▶ Exercise task: Identify each line below containing the string "flag" and copy it.

▶ Input material:
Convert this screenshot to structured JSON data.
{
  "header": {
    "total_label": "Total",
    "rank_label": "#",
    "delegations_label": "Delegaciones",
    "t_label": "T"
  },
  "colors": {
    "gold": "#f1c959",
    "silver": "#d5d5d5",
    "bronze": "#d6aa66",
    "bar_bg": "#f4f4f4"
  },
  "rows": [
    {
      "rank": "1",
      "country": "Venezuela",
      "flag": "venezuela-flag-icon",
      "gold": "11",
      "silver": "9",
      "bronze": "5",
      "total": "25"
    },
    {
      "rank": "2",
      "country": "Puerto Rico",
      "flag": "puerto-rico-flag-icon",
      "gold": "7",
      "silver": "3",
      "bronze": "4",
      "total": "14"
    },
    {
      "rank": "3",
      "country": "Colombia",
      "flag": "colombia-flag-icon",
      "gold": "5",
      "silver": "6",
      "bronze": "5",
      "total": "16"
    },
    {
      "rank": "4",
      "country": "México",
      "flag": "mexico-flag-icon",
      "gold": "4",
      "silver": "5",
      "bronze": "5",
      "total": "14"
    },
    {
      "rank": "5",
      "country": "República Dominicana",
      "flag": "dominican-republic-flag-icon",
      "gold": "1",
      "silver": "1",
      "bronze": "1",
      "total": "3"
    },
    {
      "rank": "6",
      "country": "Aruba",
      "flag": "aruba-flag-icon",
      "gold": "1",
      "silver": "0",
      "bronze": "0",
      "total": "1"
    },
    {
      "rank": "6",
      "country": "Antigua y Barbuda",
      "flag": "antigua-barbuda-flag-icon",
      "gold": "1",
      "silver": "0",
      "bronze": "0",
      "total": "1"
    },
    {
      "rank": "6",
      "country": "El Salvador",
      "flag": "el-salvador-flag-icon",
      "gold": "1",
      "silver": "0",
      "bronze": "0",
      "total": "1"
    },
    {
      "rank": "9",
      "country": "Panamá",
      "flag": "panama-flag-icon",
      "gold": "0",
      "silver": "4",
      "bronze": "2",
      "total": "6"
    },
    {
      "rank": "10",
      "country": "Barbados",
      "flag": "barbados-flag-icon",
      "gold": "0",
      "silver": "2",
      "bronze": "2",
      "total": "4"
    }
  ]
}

▶ Written response:
      "flag": "venezuela-flag-icon",
      "flag": "puerto-rico-flag-icon",
      "flag": "colombia-flag-icon",
      "flag": "mexico-flag-icon",
      "flag": "dominican-republic-flag-icon",
      "flag": "aruba-flag-icon",
      "flag": "antigua-barbuda-flag-icon",
      "flag": "el-salvador-flag-icon",
      "flag": "panama-flag-icon",
      "flag": "barbados-flag-icon",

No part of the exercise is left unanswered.